§ Required task: What lines of the data hold the string "Population"? Pull each one out.

§ Data records:
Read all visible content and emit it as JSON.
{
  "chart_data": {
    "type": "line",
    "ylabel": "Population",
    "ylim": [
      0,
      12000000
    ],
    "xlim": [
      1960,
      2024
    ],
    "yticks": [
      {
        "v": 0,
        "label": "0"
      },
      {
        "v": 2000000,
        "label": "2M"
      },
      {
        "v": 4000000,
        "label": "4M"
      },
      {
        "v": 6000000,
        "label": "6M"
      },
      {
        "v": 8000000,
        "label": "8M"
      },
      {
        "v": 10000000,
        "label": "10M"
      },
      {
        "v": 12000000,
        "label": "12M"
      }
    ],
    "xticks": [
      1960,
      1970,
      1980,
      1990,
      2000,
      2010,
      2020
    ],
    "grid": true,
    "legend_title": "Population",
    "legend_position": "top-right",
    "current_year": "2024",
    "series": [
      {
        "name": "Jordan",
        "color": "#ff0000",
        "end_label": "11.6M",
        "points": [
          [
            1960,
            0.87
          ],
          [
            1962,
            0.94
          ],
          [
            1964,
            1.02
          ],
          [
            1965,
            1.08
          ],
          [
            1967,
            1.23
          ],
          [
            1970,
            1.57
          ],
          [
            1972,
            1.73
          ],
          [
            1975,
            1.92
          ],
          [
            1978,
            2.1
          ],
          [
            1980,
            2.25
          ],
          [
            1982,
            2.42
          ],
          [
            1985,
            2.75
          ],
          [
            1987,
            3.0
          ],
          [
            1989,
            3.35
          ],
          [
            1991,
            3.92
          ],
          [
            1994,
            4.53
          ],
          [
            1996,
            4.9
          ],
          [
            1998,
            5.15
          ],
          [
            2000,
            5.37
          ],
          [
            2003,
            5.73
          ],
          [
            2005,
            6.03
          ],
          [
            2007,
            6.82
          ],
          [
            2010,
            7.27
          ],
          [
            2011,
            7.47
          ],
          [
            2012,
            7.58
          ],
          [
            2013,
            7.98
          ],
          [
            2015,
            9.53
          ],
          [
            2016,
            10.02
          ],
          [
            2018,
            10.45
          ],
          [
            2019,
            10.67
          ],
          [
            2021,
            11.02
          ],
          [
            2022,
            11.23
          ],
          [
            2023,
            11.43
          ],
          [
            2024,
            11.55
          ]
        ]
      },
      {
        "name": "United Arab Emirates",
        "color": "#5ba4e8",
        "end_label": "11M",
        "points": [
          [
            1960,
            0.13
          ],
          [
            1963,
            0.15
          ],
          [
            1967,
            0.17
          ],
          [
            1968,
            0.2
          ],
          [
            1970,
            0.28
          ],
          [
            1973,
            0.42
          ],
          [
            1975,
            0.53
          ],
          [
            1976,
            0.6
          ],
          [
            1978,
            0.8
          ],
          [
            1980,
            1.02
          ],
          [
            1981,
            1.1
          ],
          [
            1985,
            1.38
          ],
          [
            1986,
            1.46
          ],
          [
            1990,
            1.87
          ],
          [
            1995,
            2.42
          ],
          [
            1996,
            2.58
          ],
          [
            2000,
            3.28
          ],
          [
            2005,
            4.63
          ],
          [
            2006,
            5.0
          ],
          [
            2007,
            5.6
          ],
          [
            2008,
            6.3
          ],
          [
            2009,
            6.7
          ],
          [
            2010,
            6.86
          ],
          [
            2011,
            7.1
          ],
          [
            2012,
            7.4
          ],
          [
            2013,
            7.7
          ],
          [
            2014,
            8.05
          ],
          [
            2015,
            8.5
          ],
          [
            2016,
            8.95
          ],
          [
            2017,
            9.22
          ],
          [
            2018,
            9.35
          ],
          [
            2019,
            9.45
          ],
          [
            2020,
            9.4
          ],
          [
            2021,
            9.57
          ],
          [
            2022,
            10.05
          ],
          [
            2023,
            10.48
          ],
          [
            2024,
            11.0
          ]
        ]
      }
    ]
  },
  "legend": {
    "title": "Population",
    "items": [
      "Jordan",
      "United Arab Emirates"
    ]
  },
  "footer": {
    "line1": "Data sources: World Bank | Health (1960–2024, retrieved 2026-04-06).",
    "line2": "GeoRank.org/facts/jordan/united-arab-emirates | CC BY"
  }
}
--
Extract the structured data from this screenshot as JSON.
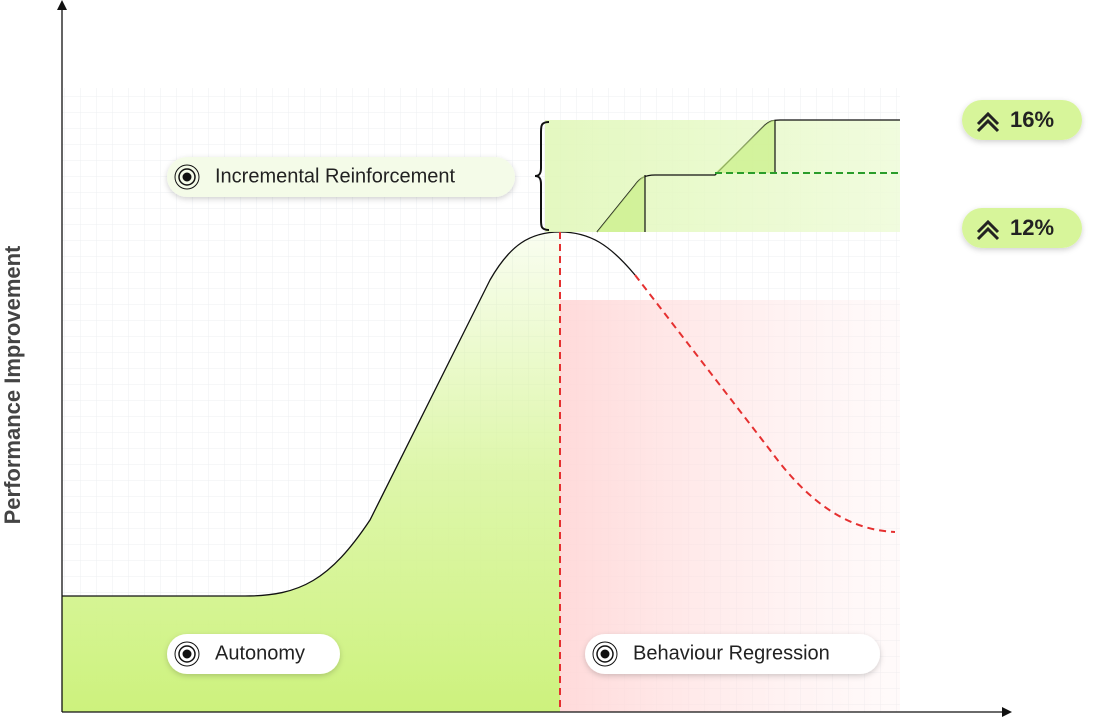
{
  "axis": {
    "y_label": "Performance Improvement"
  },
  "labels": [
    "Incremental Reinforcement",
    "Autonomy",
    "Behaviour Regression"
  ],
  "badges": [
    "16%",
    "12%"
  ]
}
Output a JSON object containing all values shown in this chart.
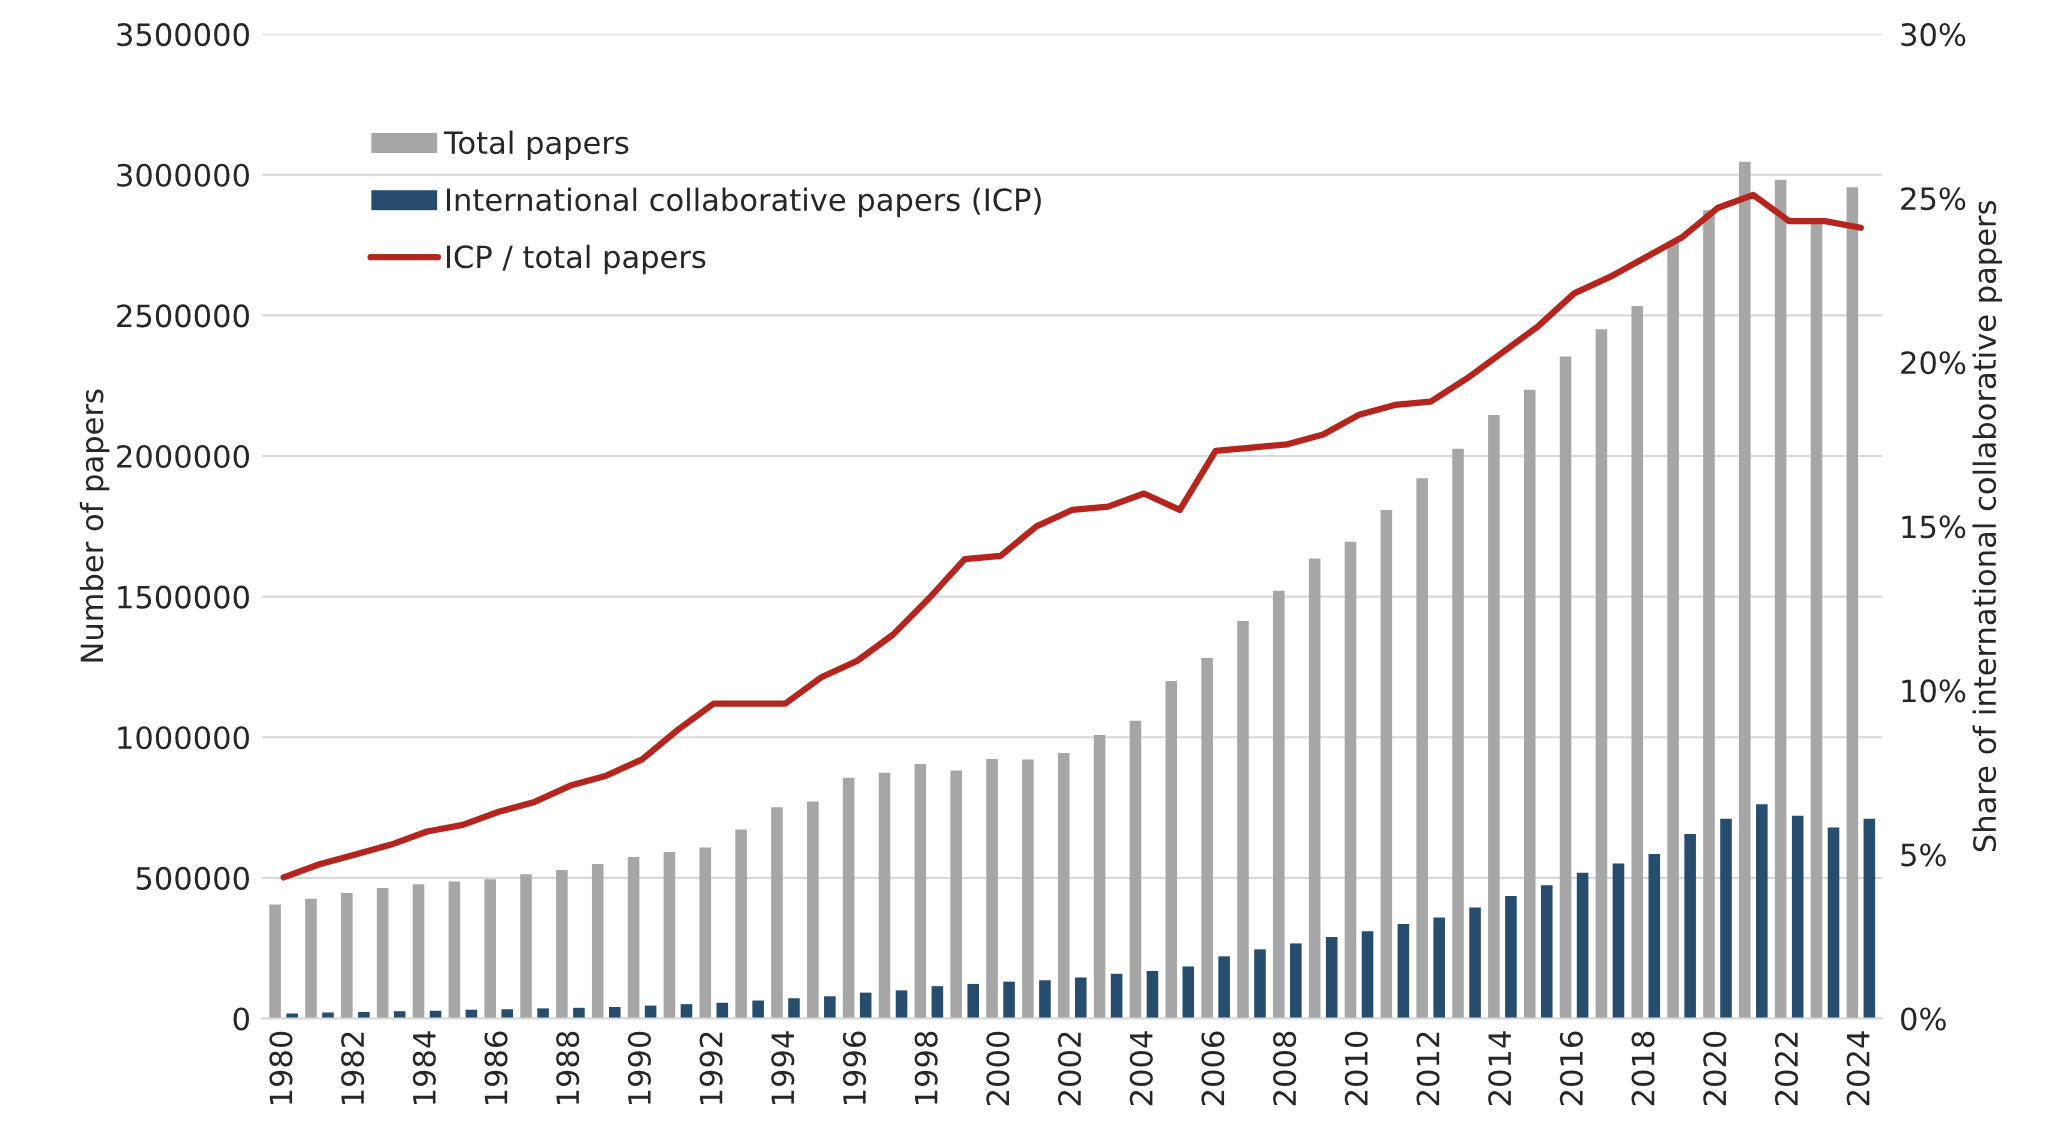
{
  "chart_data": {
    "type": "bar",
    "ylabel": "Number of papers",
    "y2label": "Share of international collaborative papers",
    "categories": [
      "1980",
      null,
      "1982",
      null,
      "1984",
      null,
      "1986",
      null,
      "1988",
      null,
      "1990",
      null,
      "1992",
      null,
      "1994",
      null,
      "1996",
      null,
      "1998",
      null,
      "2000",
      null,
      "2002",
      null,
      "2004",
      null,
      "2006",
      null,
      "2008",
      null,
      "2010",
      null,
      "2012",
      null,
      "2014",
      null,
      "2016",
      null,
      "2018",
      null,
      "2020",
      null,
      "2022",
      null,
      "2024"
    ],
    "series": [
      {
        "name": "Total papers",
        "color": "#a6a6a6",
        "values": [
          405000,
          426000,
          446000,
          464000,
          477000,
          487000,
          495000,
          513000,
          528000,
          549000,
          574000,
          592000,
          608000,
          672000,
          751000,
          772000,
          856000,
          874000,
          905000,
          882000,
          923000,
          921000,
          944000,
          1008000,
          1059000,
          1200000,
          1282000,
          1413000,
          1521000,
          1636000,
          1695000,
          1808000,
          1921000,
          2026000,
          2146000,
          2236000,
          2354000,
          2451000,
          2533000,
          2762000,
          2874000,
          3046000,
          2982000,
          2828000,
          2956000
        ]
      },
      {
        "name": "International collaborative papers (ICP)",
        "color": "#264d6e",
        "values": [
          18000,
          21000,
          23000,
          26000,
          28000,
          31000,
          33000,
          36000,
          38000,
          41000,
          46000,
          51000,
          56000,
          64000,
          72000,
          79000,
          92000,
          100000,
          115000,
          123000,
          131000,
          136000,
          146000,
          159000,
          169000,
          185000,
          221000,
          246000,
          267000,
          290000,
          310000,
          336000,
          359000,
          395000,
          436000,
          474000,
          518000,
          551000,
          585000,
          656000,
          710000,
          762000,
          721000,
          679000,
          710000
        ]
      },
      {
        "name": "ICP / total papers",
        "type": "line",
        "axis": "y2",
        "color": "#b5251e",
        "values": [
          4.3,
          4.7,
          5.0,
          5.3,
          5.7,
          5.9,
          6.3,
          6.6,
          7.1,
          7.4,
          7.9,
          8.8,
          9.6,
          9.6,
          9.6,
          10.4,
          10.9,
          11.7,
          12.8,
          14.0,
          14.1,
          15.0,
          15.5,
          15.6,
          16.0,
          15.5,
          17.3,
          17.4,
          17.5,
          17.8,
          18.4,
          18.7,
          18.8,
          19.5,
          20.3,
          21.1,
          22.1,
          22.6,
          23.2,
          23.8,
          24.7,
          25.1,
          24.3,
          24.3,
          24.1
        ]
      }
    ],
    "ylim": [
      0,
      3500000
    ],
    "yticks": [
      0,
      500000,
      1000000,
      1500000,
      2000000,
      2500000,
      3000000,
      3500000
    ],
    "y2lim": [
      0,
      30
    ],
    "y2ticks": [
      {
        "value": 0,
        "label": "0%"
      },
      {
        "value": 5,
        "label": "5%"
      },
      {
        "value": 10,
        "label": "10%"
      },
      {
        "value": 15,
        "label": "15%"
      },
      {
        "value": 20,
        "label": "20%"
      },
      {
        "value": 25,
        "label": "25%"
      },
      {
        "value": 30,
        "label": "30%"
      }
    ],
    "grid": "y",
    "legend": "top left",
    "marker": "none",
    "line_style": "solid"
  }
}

§ Answer to the exercise:
    "ylabel": "Population",
    "legend_title": "Population",
    "title": "Population",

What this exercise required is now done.